REQUIREMENTS:
Find each line with the string "Questions" and copy it.

•••

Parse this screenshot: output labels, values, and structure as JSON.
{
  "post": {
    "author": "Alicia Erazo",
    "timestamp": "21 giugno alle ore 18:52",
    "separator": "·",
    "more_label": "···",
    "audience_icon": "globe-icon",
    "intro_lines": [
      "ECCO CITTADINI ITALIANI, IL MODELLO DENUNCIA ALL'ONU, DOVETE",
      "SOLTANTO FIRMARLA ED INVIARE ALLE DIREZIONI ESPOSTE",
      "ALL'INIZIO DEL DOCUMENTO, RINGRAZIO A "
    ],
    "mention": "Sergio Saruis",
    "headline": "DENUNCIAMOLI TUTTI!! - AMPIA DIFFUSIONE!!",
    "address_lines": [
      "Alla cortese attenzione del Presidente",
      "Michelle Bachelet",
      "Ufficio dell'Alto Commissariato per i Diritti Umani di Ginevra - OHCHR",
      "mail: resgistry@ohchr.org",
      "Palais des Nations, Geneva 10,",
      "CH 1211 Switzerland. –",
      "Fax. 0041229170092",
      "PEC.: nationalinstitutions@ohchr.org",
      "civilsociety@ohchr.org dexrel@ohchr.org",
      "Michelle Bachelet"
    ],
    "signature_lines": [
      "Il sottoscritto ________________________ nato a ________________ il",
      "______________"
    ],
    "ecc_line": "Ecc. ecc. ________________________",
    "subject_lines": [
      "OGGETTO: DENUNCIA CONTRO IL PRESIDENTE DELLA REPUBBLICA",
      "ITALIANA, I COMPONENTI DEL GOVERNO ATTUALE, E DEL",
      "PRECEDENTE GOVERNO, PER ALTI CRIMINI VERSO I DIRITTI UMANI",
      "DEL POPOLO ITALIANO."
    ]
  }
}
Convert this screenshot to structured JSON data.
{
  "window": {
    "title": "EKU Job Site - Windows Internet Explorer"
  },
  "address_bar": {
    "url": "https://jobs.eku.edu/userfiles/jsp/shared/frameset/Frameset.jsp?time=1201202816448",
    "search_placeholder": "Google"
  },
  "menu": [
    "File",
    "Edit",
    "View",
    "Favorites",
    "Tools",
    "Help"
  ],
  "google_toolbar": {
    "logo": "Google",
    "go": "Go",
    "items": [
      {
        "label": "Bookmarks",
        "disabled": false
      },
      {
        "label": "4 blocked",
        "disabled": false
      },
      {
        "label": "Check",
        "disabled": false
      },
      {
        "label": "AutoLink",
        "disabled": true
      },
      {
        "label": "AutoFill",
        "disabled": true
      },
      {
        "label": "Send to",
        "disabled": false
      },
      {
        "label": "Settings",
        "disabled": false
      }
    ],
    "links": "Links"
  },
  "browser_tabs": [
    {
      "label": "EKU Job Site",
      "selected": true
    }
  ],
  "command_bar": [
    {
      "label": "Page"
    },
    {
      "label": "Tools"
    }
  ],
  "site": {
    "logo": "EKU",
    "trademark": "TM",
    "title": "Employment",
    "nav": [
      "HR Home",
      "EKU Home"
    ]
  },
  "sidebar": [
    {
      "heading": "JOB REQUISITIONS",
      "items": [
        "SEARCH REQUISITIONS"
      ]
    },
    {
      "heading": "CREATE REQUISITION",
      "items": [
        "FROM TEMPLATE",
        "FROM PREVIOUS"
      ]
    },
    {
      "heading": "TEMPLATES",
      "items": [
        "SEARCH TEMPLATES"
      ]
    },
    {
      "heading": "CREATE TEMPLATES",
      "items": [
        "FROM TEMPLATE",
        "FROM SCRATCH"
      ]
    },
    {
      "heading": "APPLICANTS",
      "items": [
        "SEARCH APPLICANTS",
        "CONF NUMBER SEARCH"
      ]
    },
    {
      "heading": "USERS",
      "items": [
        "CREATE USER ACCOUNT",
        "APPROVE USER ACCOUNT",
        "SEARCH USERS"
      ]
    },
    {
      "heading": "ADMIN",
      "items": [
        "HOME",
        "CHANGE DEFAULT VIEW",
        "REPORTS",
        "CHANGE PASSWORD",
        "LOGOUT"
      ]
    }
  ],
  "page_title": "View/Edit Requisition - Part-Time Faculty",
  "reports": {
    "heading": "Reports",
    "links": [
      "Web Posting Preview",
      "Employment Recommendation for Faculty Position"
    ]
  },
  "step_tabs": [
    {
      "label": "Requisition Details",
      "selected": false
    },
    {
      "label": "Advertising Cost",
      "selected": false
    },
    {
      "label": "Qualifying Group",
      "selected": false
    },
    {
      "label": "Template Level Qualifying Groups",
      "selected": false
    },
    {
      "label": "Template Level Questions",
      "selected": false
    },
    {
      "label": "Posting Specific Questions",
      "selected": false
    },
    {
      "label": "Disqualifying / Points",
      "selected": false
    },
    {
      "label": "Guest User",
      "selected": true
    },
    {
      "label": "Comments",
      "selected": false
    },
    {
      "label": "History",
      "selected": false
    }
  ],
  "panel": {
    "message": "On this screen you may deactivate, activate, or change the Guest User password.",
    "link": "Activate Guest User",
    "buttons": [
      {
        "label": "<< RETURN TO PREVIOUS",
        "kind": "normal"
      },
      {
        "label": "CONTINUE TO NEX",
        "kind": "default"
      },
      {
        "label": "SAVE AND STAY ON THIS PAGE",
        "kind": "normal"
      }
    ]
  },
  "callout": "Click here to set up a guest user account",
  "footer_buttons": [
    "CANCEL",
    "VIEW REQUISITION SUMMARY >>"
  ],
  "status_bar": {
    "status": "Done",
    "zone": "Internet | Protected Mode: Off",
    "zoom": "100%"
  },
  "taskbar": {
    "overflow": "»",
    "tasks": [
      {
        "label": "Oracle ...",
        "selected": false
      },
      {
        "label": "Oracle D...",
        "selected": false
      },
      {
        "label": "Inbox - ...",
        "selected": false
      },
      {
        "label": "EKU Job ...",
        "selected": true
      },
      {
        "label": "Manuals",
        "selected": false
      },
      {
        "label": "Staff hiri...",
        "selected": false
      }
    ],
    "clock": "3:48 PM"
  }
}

•••

TASK ANSWER:
      "label": "Template Level Questions",
      "label": "Posting Specific Questions",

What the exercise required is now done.